## GOAL
Copy out the listing exactly.

═════ EXERCISE INPUT

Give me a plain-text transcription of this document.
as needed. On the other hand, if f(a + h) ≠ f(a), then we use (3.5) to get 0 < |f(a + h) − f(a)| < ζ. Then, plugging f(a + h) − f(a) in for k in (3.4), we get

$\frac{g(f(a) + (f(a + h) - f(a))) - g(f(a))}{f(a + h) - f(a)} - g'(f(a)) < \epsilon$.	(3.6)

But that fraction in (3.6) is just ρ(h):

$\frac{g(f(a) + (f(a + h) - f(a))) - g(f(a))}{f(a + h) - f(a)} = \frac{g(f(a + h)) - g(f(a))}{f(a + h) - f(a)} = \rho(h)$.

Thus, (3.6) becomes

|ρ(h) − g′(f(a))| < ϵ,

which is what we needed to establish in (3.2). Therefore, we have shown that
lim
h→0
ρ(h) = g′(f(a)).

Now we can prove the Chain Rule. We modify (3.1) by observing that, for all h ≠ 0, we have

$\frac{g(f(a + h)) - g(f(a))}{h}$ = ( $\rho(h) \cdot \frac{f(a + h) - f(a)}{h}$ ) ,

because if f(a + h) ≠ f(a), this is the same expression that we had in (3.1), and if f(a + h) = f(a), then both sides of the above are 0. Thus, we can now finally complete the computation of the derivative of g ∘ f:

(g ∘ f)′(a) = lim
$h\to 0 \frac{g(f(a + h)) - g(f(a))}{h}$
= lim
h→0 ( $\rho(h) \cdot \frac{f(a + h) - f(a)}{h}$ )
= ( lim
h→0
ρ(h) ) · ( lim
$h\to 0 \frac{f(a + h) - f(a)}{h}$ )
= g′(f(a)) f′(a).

══════════

## EXERCISE OUTPUT
Give me a plain-text transcription of this document.
as needed. On the other hand, if f(a + h) ≠ f(a), then we use (3.5) to get 0 < |f(a + h) − f(a)| < ζ. Then, plugging f(a + h) − f(a) in for k in (3.4), we get

$\frac{g(f(a) + (f(a + h) - f(a))) - g(f(a))}{f(a + h) - f(a)} - g'(f(a)) < \epsilon$.	(3.6)

But that fraction in (3.6) is just ρ(h):

$\frac{g(f(a) + (f(a + h) - f(a))) - g(f(a))}{f(a + h) - f(a)} = \frac{g(f(a + h)) - g(f(a))}{f(a + h) - f(a)} = \rho(h)$.

Thus, (3.6) becomes

|ρ(h) − g′(f(a))| < ϵ,

which is what we needed to establish in (3.2). Therefore, we have shown that
lim
h→0
ρ(h) = g′(f(a)).

Now we can prove the Chain Rule. We modify (3.1) by observing that, for all h ≠ 0, we have

$\frac{g(f(a + h)) - g(f(a))}{h}$ = ( $\rho(h) \cdot \frac{f(a + h) - f(a)}{h}$ ) ,

because if f(a + h) ≠ f(a), this is the same expression that we had in (3.1), and if f(a + h) = f(a), then both sides of the above are 0. Thus, we can now finally complete the computation of the derivative of g ∘ f:

(g ∘ f)′(a) = lim
$h\to 0 \frac{g(f(a + h)) - g(f(a))}{h}$
= lim
h→0 ( $\rho(h) \cdot \frac{f(a + h) - f(a)}{h}$ )
= ( lim
h→0
ρ(h) ) · ( lim
$h\to 0 \frac{f(a + h) - f(a)}{h}$ )
= g′(f(a)) f′(a).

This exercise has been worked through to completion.